Look over the lines below. Report each one that includes the string "text".

[Start]

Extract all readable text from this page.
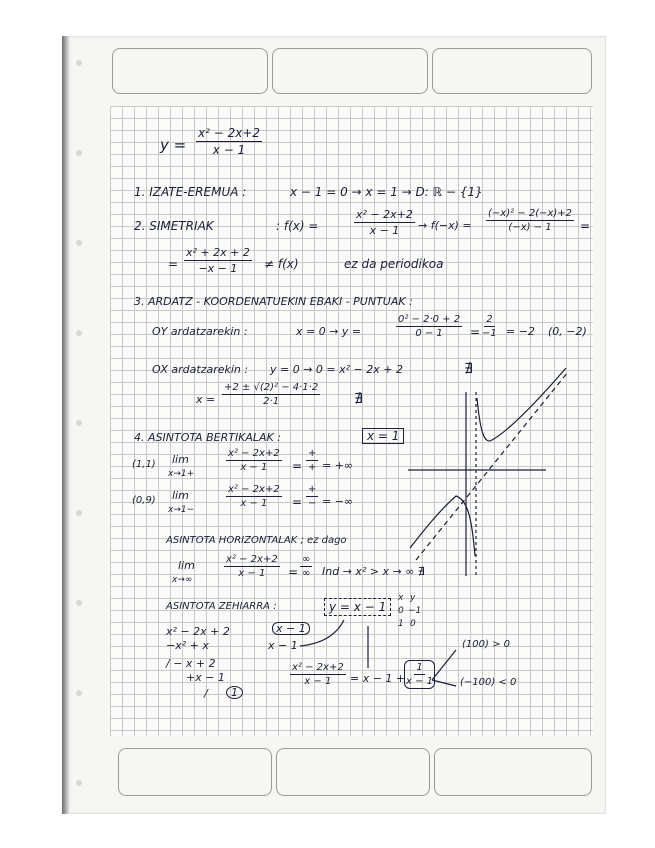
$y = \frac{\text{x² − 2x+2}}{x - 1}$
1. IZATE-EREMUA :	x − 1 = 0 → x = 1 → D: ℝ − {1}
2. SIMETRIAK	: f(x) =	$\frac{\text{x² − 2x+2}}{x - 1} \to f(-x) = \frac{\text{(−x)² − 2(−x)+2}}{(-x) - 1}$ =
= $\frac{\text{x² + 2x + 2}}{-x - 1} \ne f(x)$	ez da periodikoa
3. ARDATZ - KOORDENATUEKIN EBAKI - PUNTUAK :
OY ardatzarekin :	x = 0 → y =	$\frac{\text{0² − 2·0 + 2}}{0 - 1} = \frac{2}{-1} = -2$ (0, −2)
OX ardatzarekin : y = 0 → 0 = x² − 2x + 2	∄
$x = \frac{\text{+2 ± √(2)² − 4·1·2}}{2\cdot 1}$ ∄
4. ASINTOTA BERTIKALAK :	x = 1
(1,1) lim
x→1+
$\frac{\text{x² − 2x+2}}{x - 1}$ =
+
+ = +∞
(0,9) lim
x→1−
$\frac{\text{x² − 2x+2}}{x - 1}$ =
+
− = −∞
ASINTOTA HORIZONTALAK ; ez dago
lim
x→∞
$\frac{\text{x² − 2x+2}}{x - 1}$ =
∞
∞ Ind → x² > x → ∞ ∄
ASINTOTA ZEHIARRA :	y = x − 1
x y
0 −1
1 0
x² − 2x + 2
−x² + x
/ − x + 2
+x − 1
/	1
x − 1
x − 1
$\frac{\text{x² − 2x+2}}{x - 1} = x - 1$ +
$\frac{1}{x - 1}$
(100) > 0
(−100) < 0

[End]

# Solved problem
Extract all readable text from this page.
$y = \frac{\text{x² − 2x+2}}{x - 1}$
2. SIMETRIAK	: f(x) =	$\frac{\text{x² − 2x+2}}{x - 1} \to f(-x) = \frac{\text{(−x)² − 2(−x)+2}}{(-x) - 1}$ =
= $\frac{\text{x² + 2x + 2}}{-x - 1} \ne f(x)$	ez da periodikoa
OY ardatzarekin :	x = 0 → y =	$\frac{\text{0² − 2·0 + 2}}{0 - 1} = \frac{2}{-1} = -2$ (0, −2)
$x = \frac{\text{+2 ± √(2)² − 4·1·2}}{2\cdot 1}$ ∄
$\frac{\text{x² − 2x+2}}{x - 1}$ =
$\frac{\text{x² − 2x+2}}{x - 1}$ =
$\frac{\text{x² − 2x+2}}{x - 1}$ =
$\frac{\text{x² − 2x+2}}{x - 1} = x - 1$ +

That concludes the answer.